Exercise instructions: Reproduce the following material exactly, line for line, but leave out the pictures.

** START Data excerpts **

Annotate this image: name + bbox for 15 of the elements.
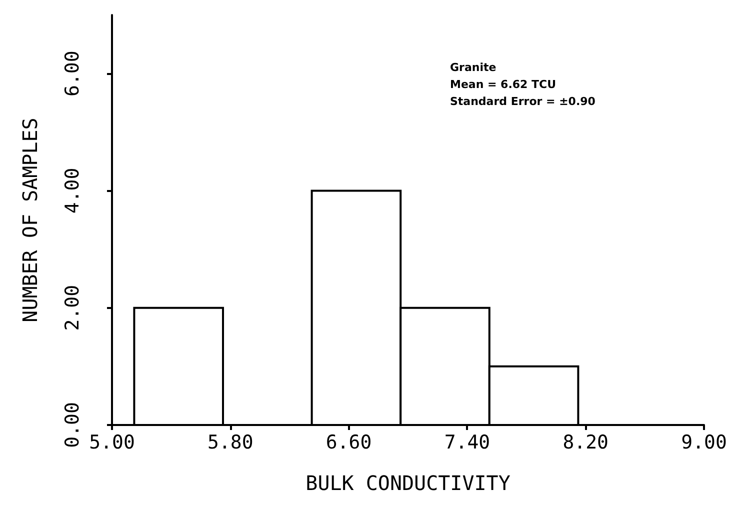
y-tick-label: 4.00	[62, 168, 84, 214]
y-tick-label: 2.00	[62, 284, 84, 331]
x-tick-label: 5.00	[89, 432, 135, 454]
annotation: Granite	[450, 61, 496, 74]
y-tick-label: 0.00	[62, 402, 84, 448]
x-tick-label: 5.80	[208, 432, 254, 454]
y-axis-title: NUMBER OF SAMPLES	[18, 118, 42, 322]
annotation: Standard Error = ±0.90	[450, 95, 596, 108]
x-tick-label: 8.20	[562, 432, 608, 454]
annotation: Mean = 6.62 TCU	[450, 78, 556, 91]
x-tick-label: 9.00	[681, 432, 727, 454]
x-tick-label: 7.40	[444, 432, 490, 454]
x-axis-title: BULK CONDUCTIVITY	[306, 471, 510, 495]
y-tick-label: 6.00	[62, 50, 84, 96]
x-tick-label: 6.60	[326, 432, 372, 454]
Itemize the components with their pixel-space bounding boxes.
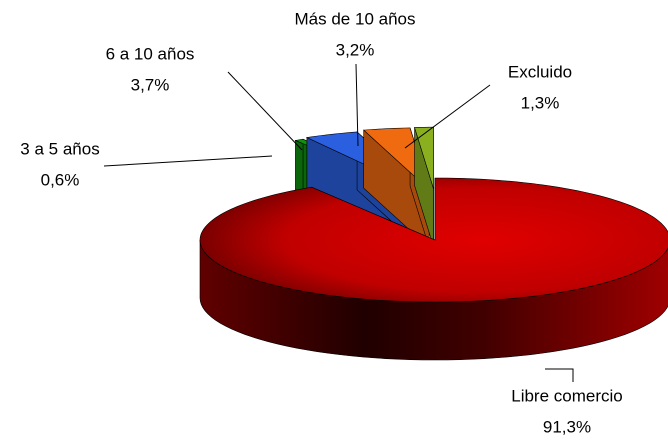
slice bbox=[414, 126, 434, 248]
labels: Libre comercio 91,3% 3 a 5 años 0,6% 6 a 10 … bbox=[20, 9, 622, 436]
category-label: 3 a 5 años bbox=[20, 139, 99, 158]
category-label: Excluido bbox=[508, 62, 572, 81]
category-label: Más de 10 años bbox=[295, 9, 416, 28]
pie bbox=[199, 126, 668, 361]
slice-top bbox=[199, 177, 668, 303]
leader-line bbox=[355, 63, 359, 147]
slice-top bbox=[362, 127, 430, 191]
leader-line bbox=[404, 84, 491, 149]
category-label: 6 a 10 años bbox=[106, 44, 195, 63]
leader-line bbox=[545, 368, 574, 382]
value-label: 0,6% bbox=[41, 170, 80, 189]
value-label: 3,7% bbox=[131, 75, 170, 94]
leader-line bbox=[227, 71, 303, 151]
category-label: Libre comercio bbox=[511, 386, 623, 405]
leader-line bbox=[103, 155, 273, 167]
value-label: 1,3% bbox=[521, 93, 560, 112]
value-label: 3,2% bbox=[336, 40, 375, 59]
slice bbox=[199, 177, 668, 361]
value-label: 91,3% bbox=[543, 417, 591, 436]
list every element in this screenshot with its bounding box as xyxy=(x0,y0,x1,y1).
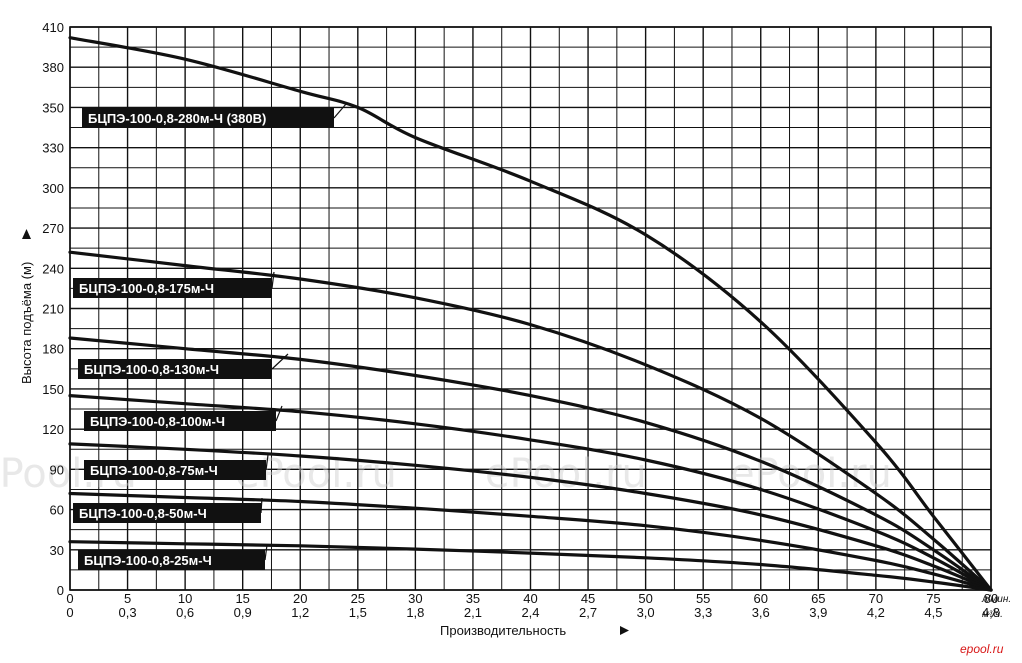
series-line xyxy=(68,36,993,592)
x-tick-label-secondary: 0,9 xyxy=(234,605,252,620)
x-tick-label-secondary: 3,3 xyxy=(694,605,712,620)
x-unit-primary: л/мин. xyxy=(981,594,1011,605)
x-tick-label-primary: 45 xyxy=(581,591,595,606)
x-tick-label-secondary: 3,9 xyxy=(809,605,827,620)
series-line xyxy=(68,540,993,592)
series-label: БЦПЭ-100-0,8-100м-Ч xyxy=(90,414,225,429)
x-axis-title: Производительность xyxy=(440,623,566,638)
x-tick-label-primary: 15 xyxy=(235,591,249,606)
series-line xyxy=(68,336,993,592)
series-label-leader xyxy=(264,544,268,561)
series-label-box xyxy=(78,359,272,379)
x-tick-label-primary: 25 xyxy=(351,591,365,606)
y-tick-label: 60 xyxy=(50,503,64,518)
y-tick-label: 270 xyxy=(42,221,64,236)
x-tick-label-secondary: 2,1 xyxy=(464,605,482,620)
x-tick-label-primary: 20 xyxy=(293,591,307,606)
series-line xyxy=(68,442,993,592)
series-line xyxy=(68,250,993,592)
y-tick-label: 350 xyxy=(42,100,64,115)
site-logo: epool.ru xyxy=(960,642,1004,656)
tick-labels: 0050,3100,6150,9201,2251,5301,8352,1402,… xyxy=(42,20,1000,620)
x-tick-label-secondary: 4,8 xyxy=(982,605,1000,620)
x-tick-label-secondary: 0,3 xyxy=(119,605,137,620)
series-label-box xyxy=(73,278,272,298)
x-axis-arrow-icon xyxy=(620,626,629,635)
series-label-leader xyxy=(260,497,263,514)
curves xyxy=(68,36,993,592)
series-label-box xyxy=(84,411,276,431)
x-tick-label-secondary: 1,8 xyxy=(406,605,424,620)
series-label-box xyxy=(84,460,266,480)
series-label: БЦПЭ-100-0,8-280м-Ч (380В) xyxy=(88,111,266,126)
x-tick-label-secondary: 2,4 xyxy=(521,605,539,620)
series-label-leader xyxy=(271,353,289,370)
y-tick-label: 90 xyxy=(50,462,64,477)
y-tick-label: 180 xyxy=(42,342,64,357)
x-tick-label-secondary: 1,5 xyxy=(349,605,367,620)
y-tick-label: 120 xyxy=(42,422,64,437)
y-tick-label: 150 xyxy=(42,382,64,397)
y-tick-label: 0 xyxy=(57,583,64,598)
x-unit-secondary: м³/ч. xyxy=(982,609,1003,620)
series-label: БЦПЭ-100-0,8-25м-Ч xyxy=(84,553,212,568)
series-label-leader xyxy=(275,405,283,422)
x-tick-label-secondary: 3,0 xyxy=(637,605,655,620)
series-label: БЦПЭ-100-0,8-50м-Ч xyxy=(79,506,207,521)
plot-frame xyxy=(69,26,992,591)
x-tick-label-secondary: 4,5 xyxy=(924,605,942,620)
series-label-box xyxy=(82,108,334,128)
x-tick-label-primary: 80 xyxy=(984,591,998,606)
series-line xyxy=(68,394,993,592)
y-tick-label: 240 xyxy=(42,261,64,276)
y-tick-label: 330 xyxy=(42,141,64,156)
x-tick-label-primary: 70 xyxy=(869,591,883,606)
x-tick-label-primary: 75 xyxy=(926,591,940,606)
y-tick-label: 300 xyxy=(42,181,64,196)
series-label: БЦПЭ-100-0,8-75м-Ч xyxy=(90,463,218,478)
y-tick-label: 380 xyxy=(42,60,64,75)
x-tick-label-secondary: 0 xyxy=(66,605,73,620)
y-axis-arrow-icon xyxy=(22,229,31,239)
y-tick-label: 30 xyxy=(50,543,64,558)
series-label-leader xyxy=(333,103,347,119)
y-axis-title: Высота подъёма (м) xyxy=(19,262,34,384)
x-tick-label-secondary: 2,7 xyxy=(579,605,597,620)
x-tick-label-secondary: 1,2 xyxy=(291,605,309,620)
series-label-box xyxy=(78,550,265,570)
series-label: БЦПЭ-100-0,8-175м-Ч xyxy=(79,281,214,296)
x-tick-label-primary: 10 xyxy=(178,591,192,606)
x-tick-label-primary: 55 xyxy=(696,591,710,606)
x-tick-label-primary: 35 xyxy=(466,591,480,606)
series-labels: БЦПЭ-100-0,8-280м-Ч (380В) БЦПЭ-100-0,8-1… xyxy=(73,103,347,570)
x-tick-label-secondary: 0,6 xyxy=(176,605,194,620)
x-tick-label-primary: 65 xyxy=(811,591,825,606)
x-tick-label-primary: 40 xyxy=(523,591,537,606)
x-tick-label-primary: 50 xyxy=(638,591,652,606)
x-tick-label-primary: 60 xyxy=(754,591,768,606)
x-tick-label-secondary: 4,2 xyxy=(867,605,885,620)
x-tick-label-primary: 30 xyxy=(408,591,422,606)
y-tick-label: 410 xyxy=(42,20,64,35)
y-tick-label: 210 xyxy=(42,302,64,317)
x-tick-label-primary: 5 xyxy=(124,591,131,606)
x-tick-label-secondary: 3,6 xyxy=(752,605,770,620)
series-label-leader xyxy=(271,271,275,289)
series-line xyxy=(68,491,993,592)
series-label-box xyxy=(73,503,261,523)
x-tick-label-primary: 0 xyxy=(66,591,73,606)
series-label: БЦПЭ-100-0,8-130м-Ч xyxy=(84,362,219,377)
series-label-leader xyxy=(265,454,269,471)
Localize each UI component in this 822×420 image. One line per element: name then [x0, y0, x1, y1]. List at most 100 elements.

** END Data excerpts **

Task response:
Annotate this image: name + bbox for 15 of the elements.
y-tick-label: 4.00	[62, 168, 84, 214]
y-tick-label: 2.00	[62, 284, 84, 331]
x-tick-label: 5.00	[89, 432, 135, 454]
annotation: Granite	[450, 61, 496, 74]
y-tick-label: 0.00	[62, 402, 84, 448]
x-tick-label: 5.80	[208, 432, 254, 454]
y-axis-title: NUMBER OF SAMPLES	[18, 118, 42, 322]
annotation: Standard Error = ±0.90	[450, 95, 596, 108]
x-tick-label: 8.20	[562, 432, 608, 454]
annotation: Mean = 6.62 TCU	[450, 78, 556, 91]
x-tick-label: 9.00	[681, 432, 727, 454]
x-tick-label: 7.40	[444, 432, 490, 454]
x-axis-title: BULK CONDUCTIVITY	[306, 471, 510, 495]
y-tick-label: 6.00	[62, 50, 84, 96]
x-tick-label: 6.60	[326, 432, 372, 454]
Itemize the components with their pixel-space bounding boxes.
slice bbox=[414, 126, 434, 248]
labels: Libre comercio 91,3% 3 a 5 años 0,6% 6 a 10 … bbox=[20, 9, 622, 436]
category-label: 3 a 5 años bbox=[20, 139, 99, 158]
category-label: Excluido bbox=[508, 62, 572, 81]
category-label: Más de 10 años bbox=[295, 9, 416, 28]
pie bbox=[199, 126, 668, 361]
slice-top bbox=[199, 177, 668, 303]
leader-line bbox=[355, 63, 359, 147]
slice-top bbox=[362, 127, 430, 191]
leader-line bbox=[404, 84, 491, 149]
category-label: 6 a 10 años bbox=[106, 44, 195, 63]
leader-line bbox=[545, 368, 574, 382]
value-label: 0,6% bbox=[41, 170, 80, 189]
value-label: 3,7% bbox=[131, 75, 170, 94]
leader-line bbox=[227, 71, 303, 151]
category-label: Libre comercio bbox=[511, 386, 623, 405]
leader-line bbox=[103, 155, 273, 167]
value-label: 1,3% bbox=[521, 93, 560, 112]
value-label: 3,2% bbox=[336, 40, 375, 59]
slice bbox=[199, 177, 668, 361]
value-label: 91,3% bbox=[543, 417, 591, 436]
list every element in this screenshot with its bounding box as xyxy=(x0,y0,x1,y1).
series-line xyxy=(68,36,993,592)
x-tick-label-secondary: 0,9 xyxy=(234,605,252,620)
x-tick-label-secondary: 3,3 xyxy=(694,605,712,620)
x-unit-primary: л/мин. xyxy=(981,594,1011,605)
x-tick-label-primary: 45 xyxy=(581,591,595,606)
x-tick-label-secondary: 3,9 xyxy=(809,605,827,620)
series-line xyxy=(68,540,993,592)
series-label: БЦПЭ-100-0,8-100м-Ч xyxy=(90,414,225,429)
x-axis-title: Производительность xyxy=(440,623,566,638)
x-tick-label-primary: 15 xyxy=(235,591,249,606)
series-line xyxy=(68,336,993,592)
series-label-leader xyxy=(264,544,268,561)
series-label-box xyxy=(78,359,272,379)
x-tick-label-primary: 25 xyxy=(351,591,365,606)
y-tick-label: 60 xyxy=(50,503,64,518)
y-tick-label: 270 xyxy=(42,221,64,236)
x-tick-label-secondary: 2,1 xyxy=(464,605,482,620)
x-tick-label-primary: 20 xyxy=(293,591,307,606)
series-line xyxy=(68,442,993,592)
series-line xyxy=(68,250,993,592)
y-tick-label: 350 xyxy=(42,100,64,115)
site-logo: epool.ru xyxy=(960,642,1004,656)
tick-labels: 0050,3100,6150,9201,2251,5301,8352,1402,… xyxy=(42,20,1000,620)
x-tick-label-secondary: 4,8 xyxy=(982,605,1000,620)
x-tick-label-secondary: 0,3 xyxy=(119,605,137,620)
series-label-box xyxy=(73,278,272,298)
x-axis-arrow-icon xyxy=(620,626,629,635)
series-label-leader xyxy=(260,497,263,514)
curves xyxy=(68,36,993,592)
series-label-box xyxy=(84,411,276,431)
x-tick-label-secondary: 1,8 xyxy=(406,605,424,620)
series-label-box xyxy=(84,460,266,480)
series-label: БЦПЭ-100-0,8-280м-Ч (380В) xyxy=(88,111,266,126)
x-tick-label-secondary: 2,4 xyxy=(521,605,539,620)
series-label-leader xyxy=(271,353,289,370)
y-tick-label: 90 xyxy=(50,462,64,477)
y-tick-label: 180 xyxy=(42,342,64,357)
x-tick-label-secondary: 1,5 xyxy=(349,605,367,620)
y-tick-label: 120 xyxy=(42,422,64,437)
y-tick-label: 150 xyxy=(42,382,64,397)
y-tick-label: 0 xyxy=(57,583,64,598)
x-unit-secondary: м³/ч. xyxy=(982,609,1003,620)
series-label: БЦПЭ-100-0,8-25м-Ч xyxy=(84,553,212,568)
series-label-leader xyxy=(275,405,283,422)
x-tick-label-secondary: 3,0 xyxy=(637,605,655,620)
series-label: БЦПЭ-100-0,8-50м-Ч xyxy=(79,506,207,521)
plot-frame xyxy=(69,26,992,591)
x-tick-label-secondary: 4,5 xyxy=(924,605,942,620)
series-label-box xyxy=(82,108,334,128)
x-tick-label-primary: 80 xyxy=(984,591,998,606)
series-line xyxy=(68,394,993,592)
y-tick-label: 240 xyxy=(42,261,64,276)
y-tick-label: 330 xyxy=(42,141,64,156)
x-tick-label-primary: 70 xyxy=(869,591,883,606)
x-tick-label-primary: 75 xyxy=(926,591,940,606)
y-tick-label: 300 xyxy=(42,181,64,196)
series-label: БЦПЭ-100-0,8-75м-Ч xyxy=(90,463,218,478)
y-tick-label: 380 xyxy=(42,60,64,75)
x-tick-label-secondary: 0 xyxy=(66,605,73,620)
y-axis-arrow-icon xyxy=(22,229,31,239)
y-tick-label: 30 xyxy=(50,543,64,558)
series-label-leader xyxy=(333,103,347,119)
y-axis-title: Высота подъёма (м) xyxy=(19,262,34,384)
x-tick-label-secondary: 2,7 xyxy=(579,605,597,620)
x-tick-label-secondary: 1,2 xyxy=(291,605,309,620)
series-label-box xyxy=(78,550,265,570)
series-label: БЦПЭ-100-0,8-175м-Ч xyxy=(79,281,214,296)
x-tick-label-primary: 10 xyxy=(178,591,192,606)
x-tick-label-primary: 55 xyxy=(696,591,710,606)
x-tick-label-primary: 35 xyxy=(466,591,480,606)
series-labels: БЦПЭ-100-0,8-280м-Ч (380В) БЦПЭ-100-0,8-1… xyxy=(73,103,347,570)
x-tick-label-secondary: 0,6 xyxy=(176,605,194,620)
x-tick-label-primary: 65 xyxy=(811,591,825,606)
x-tick-label-primary: 40 xyxy=(523,591,537,606)
x-tick-label-primary: 50 xyxy=(638,591,652,606)
x-tick-label-primary: 60 xyxy=(754,591,768,606)
x-tick-label-secondary: 4,2 xyxy=(867,605,885,620)
x-tick-label-primary: 30 xyxy=(408,591,422,606)
y-tick-label: 410 xyxy=(42,20,64,35)
y-tick-label: 210 xyxy=(42,302,64,317)
x-tick-label-primary: 5 xyxy=(124,591,131,606)
x-tick-label-secondary: 3,6 xyxy=(752,605,770,620)
series-label-leader xyxy=(271,271,275,289)
series-line xyxy=(68,491,993,592)
series-label-box xyxy=(73,503,261,523)
x-tick-label-primary: 0 xyxy=(66,591,73,606)
series-label: БЦПЭ-100-0,8-130м-Ч xyxy=(84,362,219,377)
series-label-leader xyxy=(265,454,269,471)
Localize each UI component in this 822×420 image. One line per element: name then [x0, y0, x1, y1]. List at most 100 elements.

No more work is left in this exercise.